> Short task
Below are some entries. Work out how many of their lines hold the word "государственный", and write that number alone.

-- begin Records provided --

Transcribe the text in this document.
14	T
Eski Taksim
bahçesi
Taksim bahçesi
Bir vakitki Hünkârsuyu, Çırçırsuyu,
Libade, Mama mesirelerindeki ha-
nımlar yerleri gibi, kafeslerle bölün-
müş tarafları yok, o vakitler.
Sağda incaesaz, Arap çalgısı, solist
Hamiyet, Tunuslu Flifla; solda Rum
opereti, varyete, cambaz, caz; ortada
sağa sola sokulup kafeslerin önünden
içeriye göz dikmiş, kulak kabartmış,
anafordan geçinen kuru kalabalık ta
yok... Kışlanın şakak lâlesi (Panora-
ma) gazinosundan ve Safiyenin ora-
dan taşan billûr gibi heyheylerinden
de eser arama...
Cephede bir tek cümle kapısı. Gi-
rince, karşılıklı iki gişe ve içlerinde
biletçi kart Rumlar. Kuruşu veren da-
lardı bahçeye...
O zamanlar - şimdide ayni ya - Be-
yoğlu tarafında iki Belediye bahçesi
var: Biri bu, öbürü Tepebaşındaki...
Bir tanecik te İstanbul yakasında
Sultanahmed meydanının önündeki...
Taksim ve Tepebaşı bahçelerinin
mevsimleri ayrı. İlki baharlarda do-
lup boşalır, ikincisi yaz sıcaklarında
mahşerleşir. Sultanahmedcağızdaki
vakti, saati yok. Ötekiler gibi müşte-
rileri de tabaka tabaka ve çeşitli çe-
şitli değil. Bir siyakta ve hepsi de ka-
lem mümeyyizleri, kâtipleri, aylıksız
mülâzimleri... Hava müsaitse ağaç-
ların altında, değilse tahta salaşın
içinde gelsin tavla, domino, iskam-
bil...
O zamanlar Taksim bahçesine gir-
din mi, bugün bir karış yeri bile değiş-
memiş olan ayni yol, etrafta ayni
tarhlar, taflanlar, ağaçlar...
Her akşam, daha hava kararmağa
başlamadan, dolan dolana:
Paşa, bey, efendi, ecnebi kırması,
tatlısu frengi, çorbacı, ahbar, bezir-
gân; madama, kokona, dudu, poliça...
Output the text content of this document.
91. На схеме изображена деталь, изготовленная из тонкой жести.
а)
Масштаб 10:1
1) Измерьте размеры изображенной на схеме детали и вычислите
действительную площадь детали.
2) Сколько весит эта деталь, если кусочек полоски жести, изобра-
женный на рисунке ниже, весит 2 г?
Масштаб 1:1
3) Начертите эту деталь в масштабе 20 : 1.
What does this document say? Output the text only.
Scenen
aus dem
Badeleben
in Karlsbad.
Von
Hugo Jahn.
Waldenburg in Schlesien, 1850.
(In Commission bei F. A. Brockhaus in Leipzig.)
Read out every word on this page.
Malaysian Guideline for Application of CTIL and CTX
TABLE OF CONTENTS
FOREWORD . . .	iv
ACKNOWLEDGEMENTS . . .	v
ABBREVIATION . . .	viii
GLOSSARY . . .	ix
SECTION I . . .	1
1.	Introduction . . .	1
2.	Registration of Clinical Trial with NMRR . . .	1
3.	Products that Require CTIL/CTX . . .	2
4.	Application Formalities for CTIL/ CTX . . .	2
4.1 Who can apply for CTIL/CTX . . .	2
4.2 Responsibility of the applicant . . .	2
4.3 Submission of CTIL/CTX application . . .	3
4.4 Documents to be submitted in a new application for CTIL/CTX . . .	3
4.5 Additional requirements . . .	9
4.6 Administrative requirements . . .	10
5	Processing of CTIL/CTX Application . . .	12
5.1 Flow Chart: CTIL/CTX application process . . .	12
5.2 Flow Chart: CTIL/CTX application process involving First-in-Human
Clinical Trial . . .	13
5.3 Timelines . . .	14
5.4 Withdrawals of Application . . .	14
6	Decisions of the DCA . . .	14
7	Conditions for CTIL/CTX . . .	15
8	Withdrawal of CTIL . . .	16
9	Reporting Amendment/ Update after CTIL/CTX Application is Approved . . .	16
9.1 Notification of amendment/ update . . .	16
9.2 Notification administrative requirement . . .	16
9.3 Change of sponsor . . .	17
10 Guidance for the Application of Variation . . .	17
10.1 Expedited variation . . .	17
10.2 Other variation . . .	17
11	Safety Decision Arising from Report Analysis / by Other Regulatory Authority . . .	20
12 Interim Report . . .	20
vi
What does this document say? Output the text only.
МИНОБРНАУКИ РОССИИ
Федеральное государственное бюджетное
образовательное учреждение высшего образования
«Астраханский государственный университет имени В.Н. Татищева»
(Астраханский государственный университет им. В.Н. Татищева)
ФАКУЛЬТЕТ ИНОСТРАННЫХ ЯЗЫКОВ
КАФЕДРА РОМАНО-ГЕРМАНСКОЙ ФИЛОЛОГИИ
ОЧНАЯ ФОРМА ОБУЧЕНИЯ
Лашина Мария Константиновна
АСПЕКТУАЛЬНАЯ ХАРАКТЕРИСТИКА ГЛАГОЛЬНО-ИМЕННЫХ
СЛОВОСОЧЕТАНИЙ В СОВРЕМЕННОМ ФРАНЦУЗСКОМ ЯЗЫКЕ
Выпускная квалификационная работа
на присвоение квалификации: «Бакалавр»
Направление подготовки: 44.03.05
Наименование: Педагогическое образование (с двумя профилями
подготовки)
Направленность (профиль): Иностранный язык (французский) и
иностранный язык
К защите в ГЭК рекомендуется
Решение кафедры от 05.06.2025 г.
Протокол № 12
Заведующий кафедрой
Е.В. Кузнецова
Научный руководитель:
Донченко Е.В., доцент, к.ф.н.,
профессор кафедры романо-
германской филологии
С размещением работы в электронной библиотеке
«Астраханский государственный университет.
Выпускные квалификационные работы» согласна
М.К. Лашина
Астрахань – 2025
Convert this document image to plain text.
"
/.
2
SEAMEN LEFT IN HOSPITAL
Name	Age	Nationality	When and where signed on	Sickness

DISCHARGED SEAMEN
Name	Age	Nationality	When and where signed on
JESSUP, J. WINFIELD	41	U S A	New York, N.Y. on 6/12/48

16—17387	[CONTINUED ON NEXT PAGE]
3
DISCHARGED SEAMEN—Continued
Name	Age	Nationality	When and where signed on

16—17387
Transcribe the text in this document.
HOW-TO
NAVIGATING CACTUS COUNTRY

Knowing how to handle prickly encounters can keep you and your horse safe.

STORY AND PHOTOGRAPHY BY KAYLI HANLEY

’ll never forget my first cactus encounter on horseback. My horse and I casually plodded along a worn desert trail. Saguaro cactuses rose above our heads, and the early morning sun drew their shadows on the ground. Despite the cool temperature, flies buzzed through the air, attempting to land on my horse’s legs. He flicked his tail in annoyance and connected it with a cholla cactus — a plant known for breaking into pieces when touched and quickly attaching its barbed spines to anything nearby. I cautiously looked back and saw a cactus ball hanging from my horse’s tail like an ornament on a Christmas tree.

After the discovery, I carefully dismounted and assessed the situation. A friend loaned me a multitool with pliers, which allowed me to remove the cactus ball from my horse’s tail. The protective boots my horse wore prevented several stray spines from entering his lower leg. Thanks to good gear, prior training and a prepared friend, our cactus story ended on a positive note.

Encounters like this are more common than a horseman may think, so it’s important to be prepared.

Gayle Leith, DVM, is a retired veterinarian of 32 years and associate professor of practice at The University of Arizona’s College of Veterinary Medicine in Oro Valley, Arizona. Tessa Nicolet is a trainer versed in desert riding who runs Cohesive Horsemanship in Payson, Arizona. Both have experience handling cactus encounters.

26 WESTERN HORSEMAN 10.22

-- end Records provided --

> Response
3